— Text to read —
Sunday, 3 July 2011

Goodbye to the land of green things

I have been slack again! I am now in Scotland and I haven't even finished posting about Ireland!

From Lisdoonvarna, which is on the Atlantic Coast near the Cliffs of Moher, I traveled to Belfast. When I was in St Albans I found out that Fleet Foxes was playing in Belfast and I really wanted to see a band overseas. I caught a taxi to the venue as I was running late and the taxi man was very surprised and somewhat concerned about the fact that I was travelling alone. But he was nice, he told me which taxis had a license and which didn't and a ballpark figure for what it would cost to get home so I could check I wasn't overcharged. One thing I love about taxis over here is that they charge by distance, not by time.

While waiting in the line I could tell that the girls behind me weren't Irish so I asked where they were from and ended up making some new friends from Florida for the evening. They let me tag along and I think the concert was much more enjoyable having someone to share it with :) They also gave me some advice on what to do with my extra spare day. I had planned to stay in Galway originally so I was in Belfast longer than expected because of the concert. The concert was well worth it. It was an open air event in a main square and part of a week long festival of performers. I unfortunately missed Laura Marling the previous night because I was still riding. But I kept standing there thinking "I am at a Fleet Foxes Gig standing out in the open air under a sunny Irish Sky." So good. And although Fleet Foxes on cd are reasonably mellow they seem much more upbeat live. They have a really good vibe and they sound so fantastic. He really gets into it, he broke a string after practically every song and had a guy stringing guitars at the side of the stage for him. And the support band was amazing too.

— Listed records —
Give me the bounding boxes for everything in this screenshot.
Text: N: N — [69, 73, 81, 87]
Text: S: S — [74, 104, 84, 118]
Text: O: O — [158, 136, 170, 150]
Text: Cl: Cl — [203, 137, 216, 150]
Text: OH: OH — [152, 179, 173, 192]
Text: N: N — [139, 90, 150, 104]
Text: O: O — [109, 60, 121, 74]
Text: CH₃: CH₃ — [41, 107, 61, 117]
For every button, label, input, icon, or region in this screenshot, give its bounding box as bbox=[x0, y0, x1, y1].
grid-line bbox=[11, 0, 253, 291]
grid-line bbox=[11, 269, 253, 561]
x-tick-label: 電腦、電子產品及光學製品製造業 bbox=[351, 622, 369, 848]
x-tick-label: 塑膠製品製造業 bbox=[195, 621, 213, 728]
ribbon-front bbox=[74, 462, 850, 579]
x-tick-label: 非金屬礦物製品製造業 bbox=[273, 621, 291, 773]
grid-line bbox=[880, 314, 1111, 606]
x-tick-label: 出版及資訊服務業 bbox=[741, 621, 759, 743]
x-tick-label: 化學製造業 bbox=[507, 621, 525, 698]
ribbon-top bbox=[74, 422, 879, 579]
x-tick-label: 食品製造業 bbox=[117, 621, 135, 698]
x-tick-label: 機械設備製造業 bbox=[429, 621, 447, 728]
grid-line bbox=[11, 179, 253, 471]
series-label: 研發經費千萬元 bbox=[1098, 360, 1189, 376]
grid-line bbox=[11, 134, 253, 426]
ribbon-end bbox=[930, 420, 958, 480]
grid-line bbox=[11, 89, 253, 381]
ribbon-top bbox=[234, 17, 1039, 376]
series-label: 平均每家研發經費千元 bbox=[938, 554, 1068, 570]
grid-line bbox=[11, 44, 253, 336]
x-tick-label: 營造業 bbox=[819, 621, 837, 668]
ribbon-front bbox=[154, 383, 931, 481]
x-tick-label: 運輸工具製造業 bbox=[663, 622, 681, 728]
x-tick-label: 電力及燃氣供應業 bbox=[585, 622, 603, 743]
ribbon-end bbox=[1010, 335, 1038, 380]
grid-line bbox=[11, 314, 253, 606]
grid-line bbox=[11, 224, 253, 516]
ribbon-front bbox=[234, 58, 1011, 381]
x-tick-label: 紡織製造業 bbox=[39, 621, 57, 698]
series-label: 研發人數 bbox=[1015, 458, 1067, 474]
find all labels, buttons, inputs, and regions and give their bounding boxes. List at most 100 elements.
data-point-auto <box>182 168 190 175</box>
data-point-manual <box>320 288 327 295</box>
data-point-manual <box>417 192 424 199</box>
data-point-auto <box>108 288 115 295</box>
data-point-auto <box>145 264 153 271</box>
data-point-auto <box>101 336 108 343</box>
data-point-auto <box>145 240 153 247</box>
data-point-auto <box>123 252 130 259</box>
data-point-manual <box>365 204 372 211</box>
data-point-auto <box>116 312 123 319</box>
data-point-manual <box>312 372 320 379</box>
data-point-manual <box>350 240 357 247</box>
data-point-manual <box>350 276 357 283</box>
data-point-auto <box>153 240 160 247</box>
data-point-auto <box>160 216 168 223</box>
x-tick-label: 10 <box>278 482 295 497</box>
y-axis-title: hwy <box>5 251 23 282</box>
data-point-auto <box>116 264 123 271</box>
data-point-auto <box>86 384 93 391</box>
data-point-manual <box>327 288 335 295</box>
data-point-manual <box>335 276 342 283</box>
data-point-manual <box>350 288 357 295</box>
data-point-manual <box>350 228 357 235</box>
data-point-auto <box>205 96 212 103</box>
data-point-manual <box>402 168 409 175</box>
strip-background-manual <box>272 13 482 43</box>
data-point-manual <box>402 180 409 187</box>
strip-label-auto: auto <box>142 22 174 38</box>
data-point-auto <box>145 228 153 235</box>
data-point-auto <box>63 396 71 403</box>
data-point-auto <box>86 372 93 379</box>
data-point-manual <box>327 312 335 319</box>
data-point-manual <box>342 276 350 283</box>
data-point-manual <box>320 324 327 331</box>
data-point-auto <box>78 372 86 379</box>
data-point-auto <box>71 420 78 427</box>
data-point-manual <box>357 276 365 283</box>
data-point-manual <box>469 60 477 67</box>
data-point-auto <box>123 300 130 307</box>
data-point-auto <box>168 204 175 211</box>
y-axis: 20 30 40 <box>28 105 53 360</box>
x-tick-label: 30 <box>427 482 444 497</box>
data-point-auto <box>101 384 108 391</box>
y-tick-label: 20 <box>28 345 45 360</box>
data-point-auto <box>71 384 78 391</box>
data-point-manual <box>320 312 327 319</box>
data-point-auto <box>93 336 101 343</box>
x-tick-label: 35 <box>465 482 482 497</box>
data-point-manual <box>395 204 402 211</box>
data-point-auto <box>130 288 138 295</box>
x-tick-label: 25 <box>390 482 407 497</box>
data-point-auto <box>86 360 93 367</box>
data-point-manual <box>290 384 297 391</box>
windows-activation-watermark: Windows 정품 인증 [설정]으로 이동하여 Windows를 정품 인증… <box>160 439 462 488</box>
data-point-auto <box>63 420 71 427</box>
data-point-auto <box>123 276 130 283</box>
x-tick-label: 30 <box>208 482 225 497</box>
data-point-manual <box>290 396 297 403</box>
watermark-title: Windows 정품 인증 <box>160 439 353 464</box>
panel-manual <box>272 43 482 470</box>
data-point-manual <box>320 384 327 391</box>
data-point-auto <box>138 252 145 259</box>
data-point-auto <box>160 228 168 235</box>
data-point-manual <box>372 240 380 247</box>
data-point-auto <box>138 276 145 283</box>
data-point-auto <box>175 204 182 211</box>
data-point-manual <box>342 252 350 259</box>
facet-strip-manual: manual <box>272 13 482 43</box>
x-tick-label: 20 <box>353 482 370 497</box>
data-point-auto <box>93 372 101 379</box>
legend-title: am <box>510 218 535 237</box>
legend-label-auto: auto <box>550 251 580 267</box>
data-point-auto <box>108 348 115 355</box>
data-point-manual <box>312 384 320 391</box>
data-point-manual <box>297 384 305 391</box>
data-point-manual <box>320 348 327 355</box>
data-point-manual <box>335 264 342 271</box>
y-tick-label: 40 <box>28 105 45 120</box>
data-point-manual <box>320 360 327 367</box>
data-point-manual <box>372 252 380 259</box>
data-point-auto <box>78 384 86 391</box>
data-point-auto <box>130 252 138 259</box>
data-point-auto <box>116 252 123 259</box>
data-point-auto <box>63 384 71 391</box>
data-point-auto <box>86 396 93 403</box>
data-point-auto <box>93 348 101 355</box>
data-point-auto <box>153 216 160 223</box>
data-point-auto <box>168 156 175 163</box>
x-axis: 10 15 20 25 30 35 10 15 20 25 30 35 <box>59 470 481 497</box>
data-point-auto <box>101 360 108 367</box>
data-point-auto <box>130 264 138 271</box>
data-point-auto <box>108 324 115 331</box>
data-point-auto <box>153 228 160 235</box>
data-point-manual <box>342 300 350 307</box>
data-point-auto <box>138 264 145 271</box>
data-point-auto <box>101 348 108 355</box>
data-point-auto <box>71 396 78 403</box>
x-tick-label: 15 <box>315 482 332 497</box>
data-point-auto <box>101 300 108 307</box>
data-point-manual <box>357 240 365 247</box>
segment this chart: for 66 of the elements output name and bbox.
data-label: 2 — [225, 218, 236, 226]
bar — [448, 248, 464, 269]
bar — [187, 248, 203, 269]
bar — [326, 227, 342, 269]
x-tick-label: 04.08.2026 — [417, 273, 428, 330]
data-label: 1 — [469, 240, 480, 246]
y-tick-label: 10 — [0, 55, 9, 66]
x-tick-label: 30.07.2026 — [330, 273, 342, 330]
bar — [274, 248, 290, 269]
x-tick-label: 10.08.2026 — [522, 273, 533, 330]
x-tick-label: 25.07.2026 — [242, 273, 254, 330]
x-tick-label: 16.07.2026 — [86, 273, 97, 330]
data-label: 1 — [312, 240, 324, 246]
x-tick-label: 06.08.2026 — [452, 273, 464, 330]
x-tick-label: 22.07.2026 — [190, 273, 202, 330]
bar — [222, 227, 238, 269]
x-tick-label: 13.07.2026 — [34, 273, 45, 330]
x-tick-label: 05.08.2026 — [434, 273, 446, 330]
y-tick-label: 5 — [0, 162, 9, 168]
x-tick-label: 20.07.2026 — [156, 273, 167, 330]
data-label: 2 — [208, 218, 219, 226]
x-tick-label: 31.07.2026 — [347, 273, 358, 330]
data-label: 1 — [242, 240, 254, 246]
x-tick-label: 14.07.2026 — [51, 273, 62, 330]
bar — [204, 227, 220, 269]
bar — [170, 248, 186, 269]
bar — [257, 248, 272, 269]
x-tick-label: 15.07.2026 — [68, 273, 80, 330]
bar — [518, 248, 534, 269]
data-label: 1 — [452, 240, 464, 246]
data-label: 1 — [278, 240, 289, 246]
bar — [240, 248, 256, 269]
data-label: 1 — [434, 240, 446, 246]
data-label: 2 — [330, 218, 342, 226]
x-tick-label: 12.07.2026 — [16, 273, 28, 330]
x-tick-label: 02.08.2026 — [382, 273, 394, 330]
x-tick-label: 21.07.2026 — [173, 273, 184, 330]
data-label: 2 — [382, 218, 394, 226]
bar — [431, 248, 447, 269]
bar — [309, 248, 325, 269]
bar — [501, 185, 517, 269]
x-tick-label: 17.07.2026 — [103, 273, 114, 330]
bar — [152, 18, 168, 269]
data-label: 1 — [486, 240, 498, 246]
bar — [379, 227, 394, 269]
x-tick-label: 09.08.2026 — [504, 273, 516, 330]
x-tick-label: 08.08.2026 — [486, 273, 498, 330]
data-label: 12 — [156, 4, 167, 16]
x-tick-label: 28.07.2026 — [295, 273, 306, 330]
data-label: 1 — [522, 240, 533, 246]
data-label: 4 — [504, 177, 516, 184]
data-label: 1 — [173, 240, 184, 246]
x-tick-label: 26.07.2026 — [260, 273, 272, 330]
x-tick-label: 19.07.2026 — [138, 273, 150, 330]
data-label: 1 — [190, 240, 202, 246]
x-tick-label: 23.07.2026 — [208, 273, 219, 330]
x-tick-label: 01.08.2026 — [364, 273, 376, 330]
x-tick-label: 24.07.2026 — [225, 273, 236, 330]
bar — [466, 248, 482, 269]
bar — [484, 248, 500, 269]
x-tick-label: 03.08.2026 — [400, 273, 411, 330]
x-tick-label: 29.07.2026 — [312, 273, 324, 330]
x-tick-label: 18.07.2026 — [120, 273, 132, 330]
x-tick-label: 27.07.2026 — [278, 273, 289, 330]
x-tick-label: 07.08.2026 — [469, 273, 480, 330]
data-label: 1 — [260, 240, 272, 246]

— Tasks for this exercise —
- 1) In the Ireland travel post, why did the writer end up staying in Belfast longer than expected? Answer in one to three sentences.
- 2) Carry on the Ireland travel post from the point where it stops.

— Written answers —
- 1) The writer had originally planned to stay in Galway. Because of the Fleet Foxes concert, the stay in Belfast ran longer than expected.

- 2)
So the next day I took their advice and wandered into the city to the City Hall to find a bus to take me to Belfast Castle and Cavehill Country Park. The lady at the bus stands was lovely and told me which bus to catch and which ticket would be cheapest for me. While I was sitting waiting I heard a local guy telling an Asian man about Cavehill and mentioned that that was where I was going. In doing so I ended up with a local guide on my bus ride and some company for my hike. Having been riding for a week and hardly using my legs at all hiking to the top was probably a stupid thing to do, but I was determined to reach the very top. I am finding that I hate to be defeated by something, especially if it is my fault, once I decide to do something. So about an hour and a half later we reached the top of the highest point in Belfast. They say that it looks like the face of a man lying down and so call it Napoleon's Nose. Gulliver's Travels was based on it. The views were amazing, you can see all 3 regions of Belfast, including the bear below pacing in the zoo.

City Hall

the view from Belfast Castle

Then I did an open top tour with my new friend of the day; Nova. Whilst Belfast is not a very pretty city, nor does it have a great vibe, the history is very interesting. Sad of course like the rest of Irish history seems to be, but interesting. The hotel above the bus station is the most bombed building in Europe. It has been hit 30 times. Most of Belfast is relatively new as it was bombed to bits during the war and had to be rebuilt. As such there are not very many historical buildings around. There are also no homes in the centre of Belfast. During the troubles the centre was sectioned off into a secure zone and it was illegal to have residence there as it could be dangerous for residents or they could cause trouble. Although the zones do not exists anymore you can tell where they were. The city is thriving and busy and you turn one corner and it is all dead like Hunter Street.

The next day I took the Paddy Wagon tour from my hostel to the Giant's Causeway and Derry. The first stop on the way was the Carrick-a-Rede Rope bridge. I decided that this was something I wanted to do and although my legs shook quite badly I made my way across the bridge to the island on the other side. The island itself is not fenced and you feel like you could just step off the edge. You kind of get the feeling of being on the edge of the world. If I lived in the area like some people there obviously did, it would be a lovely, if not slightly expensive, place to go and sit and read for a few hours. I unfortunately only had a bit under an hour. But I did meet my first Australian of the trip! Her name was Stacey and she was from Melbourne. She offered to take a picture of me on the bridge and I took one of her. From there we met another Australian girl named Amy and we then sort of banded together. Very peculiar to hear our accent outside of Australia. In my opinion we sound horribly annoying.

The Giant's Causeway was lovely but there were too many people and it resembled more an ant hive than a scenic land formation. Still, it was nifty to see all the hexagonal rocks connected together so bizarrely. We also stopped outside a 13th century castle that is now in ruins from age. The man who lived there was holding a party one night and lightning struck the back of the castle. The kitchen crumbled into the sea with the 7 cooks who were in it at the time.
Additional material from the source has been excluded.